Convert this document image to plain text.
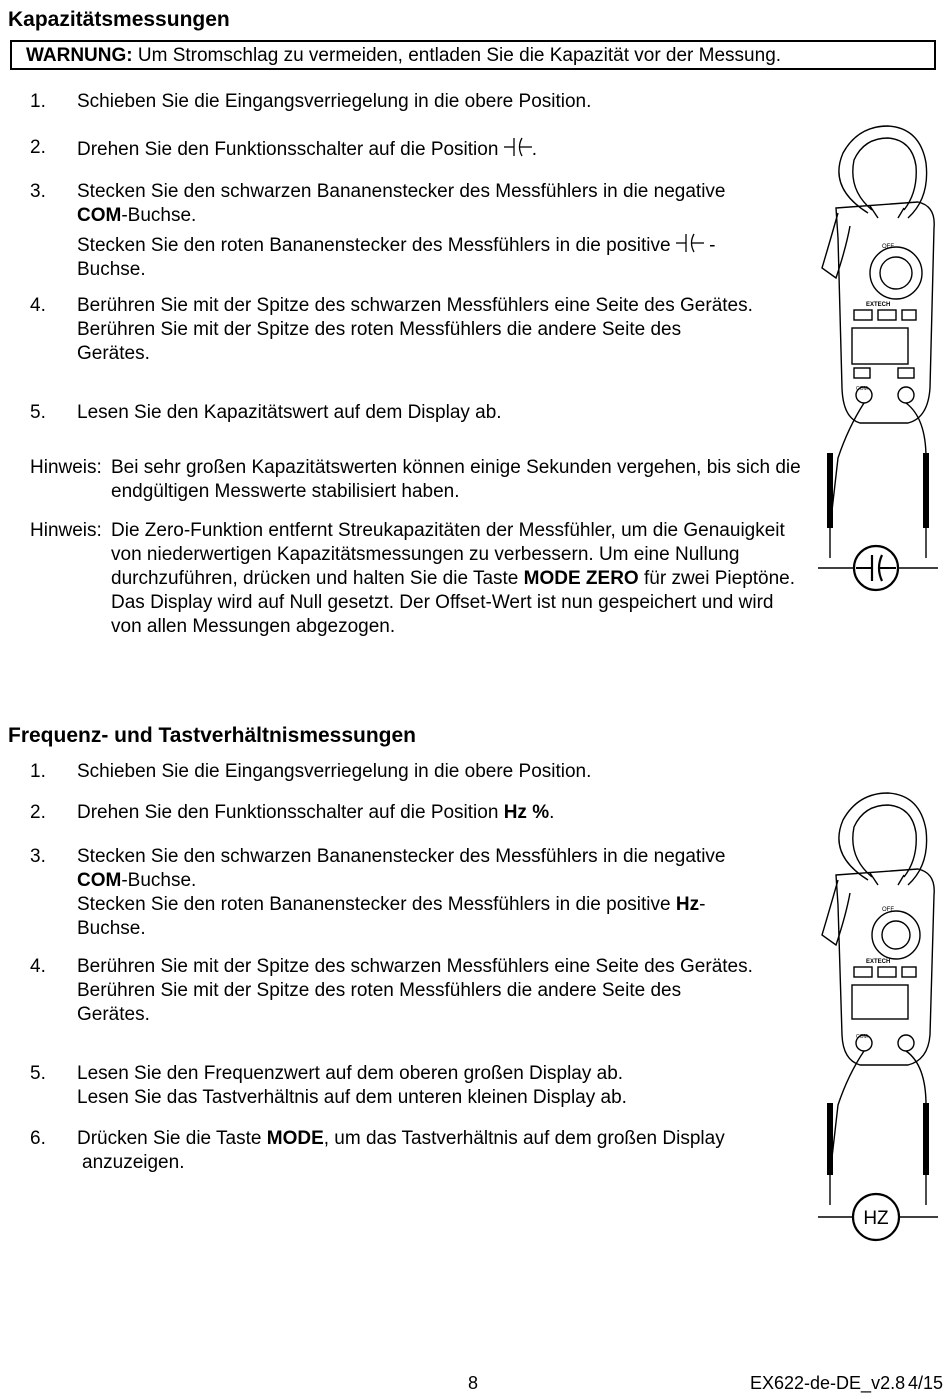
Kapazitätsmessungen
WARNUNG: Um Stromschlag zu vermeiden, entladen Sie die Kapazität vor der Messung.
1. Schieben Sie die Eingangsverriegelung in die obere Position.
2. Drehen Sie den Funktionsschalter auf die Position .
3. Stecken Sie den schwarzen Bananenstecker des Messfühlers in die negative
COM-Buchse.
Stecken Sie den roten Bananenstecker des Messfühlers in die positive  -
Buchse.
4. Berühren Sie mit der Spitze des schwarzen Messfühlers eine Seite des Gerätes.
Berühren Sie mit der Spitze des roten Messfühlers die andere Seite des Gerätes.
5. Lesen Sie den Kapazitätswert auf dem Display ab.
Hinweis: Bei sehr großen Kapazitätswerten können einige Sekunden vergehen, bis sich die endgültigen Messwerte stabilisiert haben.
Hinweis: Die Zero-Funktion entfernt Streukapazitäten der Messfühler, um die Genauigkeit von niederwertigen Kapazitätsmessungen zu verbessern. Um eine Nullung durchzuführen, drücken und halten Sie die Taste MODE ZERO für zwei Pieptöne. Das Display wird auf Null gesetzt. Der Offset-Wert ist nun gespeichert und wird von allen Messungen abgezogen.
EXTECH
OFF
COM
Frequenz- und Tastverhältnismessungen
1. Schieben Sie die Eingangsverriegelung in die obere Position.
2. Drehen Sie den Funktionsschalter auf die Position Hz %.
3. Stecken Sie den schwarzen Bananenstecker des Messfühlers in die negative
COM-Buchse.
Stecken Sie den roten Bananenstecker des Messfühlers in die positive Hz-
Buchse.
4. Berühren Sie mit der Spitze des schwarzen Messfühlers eine Seite des Gerätes.
Berühren Sie mit der Spitze des roten Messfühlers die andere Seite des Gerätes.
5. Lesen Sie den Frequenzwert auf dem oberen großen Display ab.
Lesen Sie das Tastverhältnis auf dem unteren kleinen Display ab.
6. Drücken Sie die Taste MODE, um das Tastverhältnis auf dem großen Display
anzuzeigen.
HZ
EXTECH
OFF
COM
8	EX622-de-DE_v2.8 4/15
● ● ● ●
**What is required**
Verbatim reproduction of every record is required; images are left out.

**Written reply**
Convert this document image to plain text.
Kapazitätsmessungen
WARNUNG: Um Stromschlag zu vermeiden, entladen Sie die Kapazität vor der Messung.
1. Schieben Sie die Eingangsverriegelung in die obere Position.
2. Drehen Sie den Funktionsschalter auf die Position .
3. Stecken Sie den schwarzen Bananenstecker des Messfühlers in die negative
COM-Buchse.
Stecken Sie den roten Bananenstecker des Messfühlers in die positive  -
Buchse.
4. Berühren Sie mit der Spitze des schwarzen Messfühlers eine Seite des Gerätes.
Berühren Sie mit der Spitze des roten Messfühlers die andere Seite des Gerätes.
5. Lesen Sie den Kapazitätswert auf dem Display ab.
Hinweis: Bei sehr großen Kapazitätswerten können einige Sekunden vergehen, bis sich die endgültigen Messwerte stabilisiert haben.
Hinweis: Die Zero-Funktion entfernt Streukapazitäten der Messfühler, um die Genauigkeit von niederwertigen Kapazitätsmessungen zu verbessern. Um eine Nullung durchzuführen, drücken und halten Sie die Taste MODE ZERO für zwei Pieptöne. Das Display wird auf Null gesetzt. Der Offset-Wert ist nun gespeichert und wird von allen Messungen abgezogen.
EXTECH
OFF
COM
Frequenz- und Tastverhältnismessungen
1. Schieben Sie die Eingangsverriegelung in die obere Position.
2. Drehen Sie den Funktionsschalter auf die Position Hz %.
3. Stecken Sie den schwarzen Bananenstecker des Messfühlers in die negative
COM-Buchse.
Stecken Sie den roten Bananenstecker des Messfühlers in die positive Hz-
Buchse.
4. Berühren Sie mit der Spitze des schwarzen Messfühlers eine Seite des Gerätes.
Berühren Sie mit der Spitze des roten Messfühlers die andere Seite des Gerätes.
5. Lesen Sie den Frequenzwert auf dem oberen großen Display ab.
Lesen Sie das Tastverhältnis auf dem unteren kleinen Display ab.
6. Drücken Sie die Taste MODE, um das Tastverhältnis auf dem großen Display
anzuzeigen.
HZ
EXTECH
OFF
COM
8	EX622-de-DE_v2.8 4/15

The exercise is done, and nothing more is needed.